**Entries**
____

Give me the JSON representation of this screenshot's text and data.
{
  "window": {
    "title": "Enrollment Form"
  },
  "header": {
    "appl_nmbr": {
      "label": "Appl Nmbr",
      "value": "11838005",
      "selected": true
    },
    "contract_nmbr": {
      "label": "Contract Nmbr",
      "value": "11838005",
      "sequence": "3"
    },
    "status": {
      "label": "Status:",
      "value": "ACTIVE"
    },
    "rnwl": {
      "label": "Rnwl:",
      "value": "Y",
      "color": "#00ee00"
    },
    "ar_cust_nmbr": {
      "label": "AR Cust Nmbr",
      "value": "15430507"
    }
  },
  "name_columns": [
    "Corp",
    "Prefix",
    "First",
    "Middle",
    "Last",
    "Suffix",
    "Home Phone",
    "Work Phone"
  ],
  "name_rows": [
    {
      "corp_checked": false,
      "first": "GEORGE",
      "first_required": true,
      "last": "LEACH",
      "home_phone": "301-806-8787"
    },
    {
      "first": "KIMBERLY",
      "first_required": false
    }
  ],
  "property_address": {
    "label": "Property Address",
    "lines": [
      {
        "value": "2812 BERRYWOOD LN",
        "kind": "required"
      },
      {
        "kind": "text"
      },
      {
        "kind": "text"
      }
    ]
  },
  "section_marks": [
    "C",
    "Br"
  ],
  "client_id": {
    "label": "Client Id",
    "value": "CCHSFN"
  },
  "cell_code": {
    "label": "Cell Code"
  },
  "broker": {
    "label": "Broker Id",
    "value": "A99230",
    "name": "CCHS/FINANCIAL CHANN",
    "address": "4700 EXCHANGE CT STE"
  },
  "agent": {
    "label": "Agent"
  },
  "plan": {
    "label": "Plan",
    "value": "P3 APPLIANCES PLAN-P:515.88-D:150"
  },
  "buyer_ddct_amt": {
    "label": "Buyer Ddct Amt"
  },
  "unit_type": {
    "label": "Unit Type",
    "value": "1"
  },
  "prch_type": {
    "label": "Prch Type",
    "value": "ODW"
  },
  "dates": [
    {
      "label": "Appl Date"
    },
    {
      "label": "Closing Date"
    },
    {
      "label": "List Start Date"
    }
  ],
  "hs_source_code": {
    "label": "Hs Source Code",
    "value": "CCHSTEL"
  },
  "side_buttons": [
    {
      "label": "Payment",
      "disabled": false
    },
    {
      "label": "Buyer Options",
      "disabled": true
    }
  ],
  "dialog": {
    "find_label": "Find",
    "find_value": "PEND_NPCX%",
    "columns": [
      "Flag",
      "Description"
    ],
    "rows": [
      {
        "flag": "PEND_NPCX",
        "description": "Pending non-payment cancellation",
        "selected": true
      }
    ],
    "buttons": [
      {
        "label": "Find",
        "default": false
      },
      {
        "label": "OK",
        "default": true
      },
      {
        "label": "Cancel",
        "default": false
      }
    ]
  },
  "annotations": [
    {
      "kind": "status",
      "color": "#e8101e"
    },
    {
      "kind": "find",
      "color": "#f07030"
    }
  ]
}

____

**What the task requires**
Extract all of the data above and output it character for character.

**Exercise result**
Give me the JSON representation of this screenshot's text and data.
{
  "window": {
    "title": "Enrollment Form"
  },
  "header": {
    "appl_nmbr": {
      "label": "Appl Nmbr",
      "value": "11838005",
      "selected": true
    },
    "contract_nmbr": {
      "label": "Contract Nmbr",
      "value": "11838005",
      "sequence": "3"
    },
    "status": {
      "label": "Status:",
      "value": "ACTIVE"
    },
    "rnwl": {
      "label": "Rnwl:",
      "value": "Y",
      "color": "#00ee00"
    },
    "ar_cust_nmbr": {
      "label": "AR Cust Nmbr",
      "value": "15430507"
    }
  },
  "name_columns": [
    "Corp",
    "Prefix",
    "First",
    "Middle",
    "Last",
    "Suffix",
    "Home Phone",
    "Work Phone"
  ],
  "name_rows": [
    {
      "corp_checked": false,
      "first": "GEORGE",
      "first_required": true,
      "last": "LEACH",
      "home_phone": "301-806-8787"
    },
    {
      "first": "KIMBERLY",
      "first_required": false
    }
  ],
  "property_address": {
    "label": "Property Address",
    "lines": [
      {
        "value": "2812 BERRYWOOD LN",
        "kind": "required"
      },
      {
        "kind": "text"
      },
      {
        "kind": "text"
      }
    ]
  },
  "section_marks": [
    "C",
    "Br"
  ],
  "client_id": {
    "label": "Client Id",
    "value": "CCHSFN"
  },
  "cell_code": {
    "label": "Cell Code"
  },
  "broker": {
    "label": "Broker Id",
    "value": "A99230",
    "name": "CCHS/FINANCIAL CHANN",
    "address": "4700 EXCHANGE CT STE"
  },
  "agent": {
    "label": "Agent"
  },
  "plan": {
    "label": "Plan",
    "value": "P3 APPLIANCES PLAN-P:515.88-D:150"
  },
  "buyer_ddct_amt": {
    "label": "Buyer Ddct Amt"
  },
  "unit_type": {
    "label": "Unit Type",
    "value": "1"
  },
  "prch_type": {
    "label": "Prch Type",
    "value": "ODW"
  },
  "dates": [
    {
      "label": "Appl Date"
    },
    {
      "label": "Closing Date"
    },
    {
      "label": "List Start Date"
    }
  ],
  "hs_source_code": {
    "label": "Hs Source Code",
    "value": "CCHSTEL"
  },
  "side_buttons": [
    {
      "label": "Payment",
      "disabled": false
    },
    {
      "label": "Buyer Options",
      "disabled": true
    }
  ],
  "dialog": {
    "find_label": "Find",
    "find_value": "PEND_NPCX%",
    "columns": [
      "Flag",
      "Description"
    ],
    "rows": [
      {
        "flag": "PEND_NPCX",
        "description": "Pending non-payment cancellation",
        "selected": true
      }
    ],
    "buttons": [
      {
        "label": "Find",
        "default": false
      },
      {
        "label": "OK",
        "default": true
      },
      {
        "label": "Cancel",
        "default": false
      }
    ]
  },
  "annotations": [
    {
      "kind": "status",
      "color": "#e8101e"
    },
    {
      "kind": "find",
      "color": "#f07030"
    }
  ]
}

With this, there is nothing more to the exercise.